Travail demandé:
A: Recopiez le passage de l'article sur Ouattara et Bédié qui s'ouvre sur les mots contenant « Analyses Côte d'Ivoire » et se clôt sur « pour illustrer l'article) ».
B: Pour chacune des affirmations suivantes, indiquez par oui ou par non si elle concorde avec l'article sur Ouattara et Bédié, en citant les mots de l'article qui tranchent : (i) la vidéo a été tournée à Daoukro le 5 juin 2019 ; (ii) le président Félix Houphouët-Boigny est décédé en décembre 1993 ; (iii) la délégation du PDCI venait de Yamoussoukro.
C: Rédigez la suite de l'article sur Ouattara et Bédié, en reprenant après sa dernière phrase.

Extrait fourni:

Analyses Côte d'Ivoire : entre Ouattara et Bédié, les fantômes de l'ivoirité
- publiè le : 2020-10-15 07:45:45

(Photo d'archives pour illustrer l'article)
La vidéo aurait pu passer inaperçue mais elle a fait grand bruit pendant plusieurs semaines. Tournée le 5 juin 2019, à Daoukro, elle montre Henri Konan Bédié s'exprimer devant une délégation du Parti démocratique de Côte d'Ivoire (PDCI) venue de Koumassi (Abidjan). Costume gris, col mao, le « Sphinx » commente la situation politique, puis embraye d'une voix posée sur l'orpaillage clandestin.
à lire Polémique autour de l'ivoirité : ce qu'a vraiment dit Henri Konan Bédié
Et d'ajouter, impassible face au micro : « Mais nous traiterons de tout cela un jour car les précédents doivent nous servir. Nous avons fait venir des étrangers dans nos plantations de café-cacao et ensuite les gens se sont installés à leur propre compte. Et aujourd'hui, ils agressent les planteurs ivoiriens et se disputent même la propriété des terres. Cela devrait nous servir. Il faut que nous réagissons pour que les Ivoiriens ne soient pas étrangers chez eux. »
Trois jours plus tard, le gouvernement dénonçait des propos « d'une extrême gravité, appelant à la haine de l'étranger » et « de nature à mettre en péril [...] l'unité nationale et la stabilité du pays ». Contribuant du même coup à donner de la visibilité à cette vidéo, son communiqué ajoutait que « l'instrumentalisation de la haine de l'étranger par le président Henri Konan Bédié et les dérives qui en ont résulté ont été à la base des différentes crises que [le] pays a connues depuis le décès du président Félix Houphouët-Boigny, en décembre 1993 ».
« Bédié a été la cause de tous nos malheurs avec l'ivoirité, dénonce un intime d'Alassane Ouattara. Et aujourd'hui, comme il sait qu'il ne peut pas gagner dans les urnes, il distille à nouveau cette question dans ses discours pour tenter de mobiliser ses électeurs. » « Il passe son temps à distinguer les Ivoiriens en fonction de leurs origines. C'est totalement inconscient », poursuit une autre source au sein de la présidence.


Face à Bédié et à ses lieutenants, qu'il traite volontiers de « xénophobes », l'entourage de Ouattara insiste sur le fait que le président sortant est, lui, le garant de l'unité nationale, qu'il a le souci constant de fédérer l'ensemble de ses compatriotes.
La logique ayant conduit à la formation du Rassemblement des houphouëtistes pour la démocratie et la paix (RHDP), son implantation dans toutes les zones du pays, ou encore la diversité de ses membres en sont, selon eux, des preuves irréfutables.
« Voter Alassane Ouattara, c'est continuer cette oeuvre de rassemblement de la nation ivoirienne », clame un baron du parti unifié, qui met en garde contre le spectre d'un retour des « ivoiritaires » au pouvoir.

Données fournies:
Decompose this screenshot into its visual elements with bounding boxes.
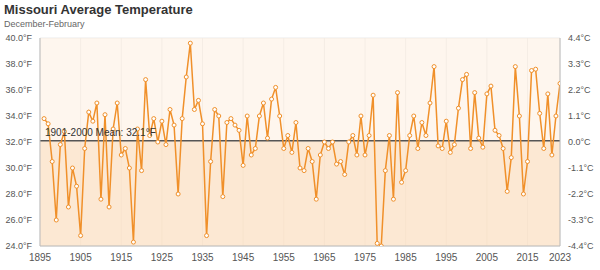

Résultats finaux:
A:
Analyses Côte d'Ivoire : entre Ouattara et Bédié, les fantômes de l'ivoirité
- publiè le : 2020-10-15 07:45:45

(Photo d'archives pour illustrer l'article)

B:
(i) Oui : « Tournée le 5 juin 2019, à Daoukro »
(ii) Oui : « depuis le décès du président Félix Houphouët-Boigny, en décembre 1993 »
(iii) Non : « venue de Koumassi (Abidjan) »

C:
S'il n'a rien renié des propos très controversés qu'il a tenus en juin 2019, Bédié a depuis calmé le jeu - du moins publiquement. Dans les rangs du PDCI, on se défend fermement de toute xénophobie et on accuse le pouvoir de jouer avec le feu. « Ils veulent faire peur aux gens avec le retour de l'ivoirité parce qu'ils n'ont pas d'autres arguments. Mais leur disque est rayé, plus personne n'y croit », tacle Maurice Kakou Guikahué, le secrétaire exécutif du parti.
Pour preuve de leur bonne foi, les cadres du PDCI mettent en avant la diversité des partis et communautés présents au sein de la coalition qui soutient Bédié. Ils rappellent aussi que leur mentor de 86 ans a contribué à faire élire Ouattara en 2010 et 2015.
Pour ses adversaires, ce n'est pas l'ivoirité qui est en jeu, mais bien la volonté d'Alassane Ouattara de rester au pouvoir alors qu'il s'était engagé à le quitter. « Ils essayent de faire glisser le débat sur le terrain communautaire, mais le fond du problème est politique : tous les Ivoiriens, quelles que soient leurs origines, sont opposés à ce troisième mandat illégal et anticonstitutionnel », poursuit Guikahué. Selon lui, les « nombreuses manifestations » contre le troisième mandat, qui seraient organisées « dans toutes les régions du pays, de Korhogo à Gagnoa », suffisent à montrer que le ressort de la mobilisation n'est pas ethnique.
Mi-août, après l'annonce de la candidature d'Alassane Ouattara, des manifestations ont effectivement eu lieu dans plusieurs localités du pays. Certaines ont dégénéré en violences intercommunautaires et une dizaine de personnes sont mortes à Bonoua, à Divo ou encore à Daoukro. Pour la première fois depuis longtemps, des Ivoiriens sont morts parce qu'ils étaient allogènes ou autochtones. Le sang avait à peine cessé de couler que pouvoir et opposition se sont mutuellement renvoyés la responsabilité de ces tueries.
Beaucoup craignent que la situation dérape et devienne incontrôlable
Tandis que les autorités accusent Henri Konan Bédié et Simone Gbagbo d'avoir délibérément soufflé sur les braises, les leaders de l'opposition dénoncent eux les « microbes » envoyés par le pouvoir pour mater leurs partisans.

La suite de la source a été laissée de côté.